* _TEXT SHOWN_:
——

Simple and complex mathematical formulae
These include summations, limits, products, integrals, radicals and arrays; in other words the usual gamut of mathematical constructs.

Lists

A number of list types must be recognised and correctly encoded, the list type depending on the form of the individual list items.

Floating accents

A number of 'accents' such as a large circle surrounding a character and a small circle over a character are defined; these can be combined with any character to form a floating accent construct.

Character Fractions

These are used for two strings of characters which appear one above the other within one line of the document. They can occur with or without a separating horizontal bar.

Images

Any parts of the document which cannot be faithfully captured as text marked up with the available SGML tags must be catured as a bitmap. As well as drawings in the usual sense, this approach embraces the small proportion of tables which do not fit into the EPO's table encoding scheme, complex mathematical formulae, and chemical formulae involving symbols such as benzene rings.
A call-out SGML tag must also be encoded within the text at the position the image would logically occur during the text. This often cannot be deduced automatically, for example where you have a column of text with associated images to the right of the text.
A special case of image are occurrences of characters not included in the extended character set defined by the EPO (so-called 'undefined' or 'FF' characters). About 1.5% of patent documents have undefined characters; those that do, contain on average 3 different undefined characters. Such characters must be captured as bitmaps when they first appear, and added to a font specific to that document for re-use throughout the document.

Character sets

The EPO use a proprietary character set consisting of around 500 characters which commonly occur in patent literature. This character set includes the upper and lower case Greek alphabet and a full set of mathematical and logical operators, plus an assortment of less common characters (see Figure 1 below for some examples). It is necessary for us to accurately capture each of these characters whenever they occur in a patent document, and to subsequently print them in a variety of styles and point sizes. (Selection of characters from the EPO character set).

Importance of Processes

Production schedules

The EPO has a legal obligation to publish patent documents within a certain time-frame. Since publication and preparation for distribution are undertaken by RXBS we inherit their obligation. The EPO notify us of the publication dates of each document, normally about 6 weeks beforehand; these deadlines must be met at whatever cost.
Weekly volumes can fluctuate by as much as 50% which results in serious workflow challenges.
In order to meet the challenges set, processes must be designed which incorporate all worksteps i.e. from receipt to despatch.

Customised vs. 'Off-the-shelf' software

One major decision to make when setting up a high volume capture operation is whether to invest in software development resource or outsource the task and therefore buy 'off-the-shelf'.

It became apparent during early investigations that in order to maximise productivity and to achieve high quality, processes must be customised.
It is advisable to invest in a set of tools and also support heads. To work with tools which only meet 85% of the requirements results in subsequent higher production cost and production issues.
If you decide to outsource your capture operation, ensure that the contractor fully controls and owns the processes used. This avoids discrepancies between expectation and delivery.

Design Decisions

The first stage in implementing a solution required is making some basic design decisions.

Platform

We decided on Sun workstations as the primary platform, due to their good performance to cost ratio, the high-resolution monitors and networking capabilities supplied as standard, and Sun's commitment to open systems.

——

* _PROBLEMS AND TASKS_:
a: List the mathematical constructs that the text above names as the usual gamut.
b: Rewrite the part of the text above that opens with the words "These are used" and closes with "separating horizontal bar.", swapping "horizontal bar" for "dividing line".

* _INFORMATION SHOWN_:
——

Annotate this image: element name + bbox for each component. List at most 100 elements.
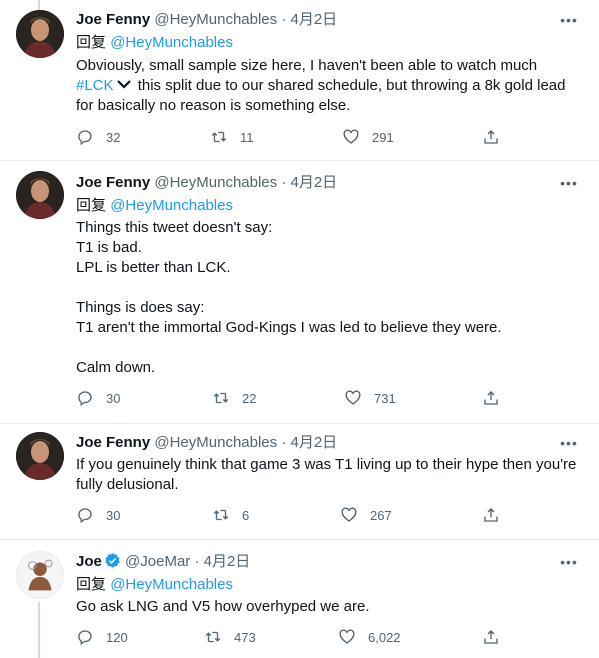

——

* _FULL SOLUTIONS_:
a: Summations, limits, products, integrals, radicals, arrays

b:
These are used for two strings of characters which appear one above the other within one line of the document. They can occur with or without a separating dividing line.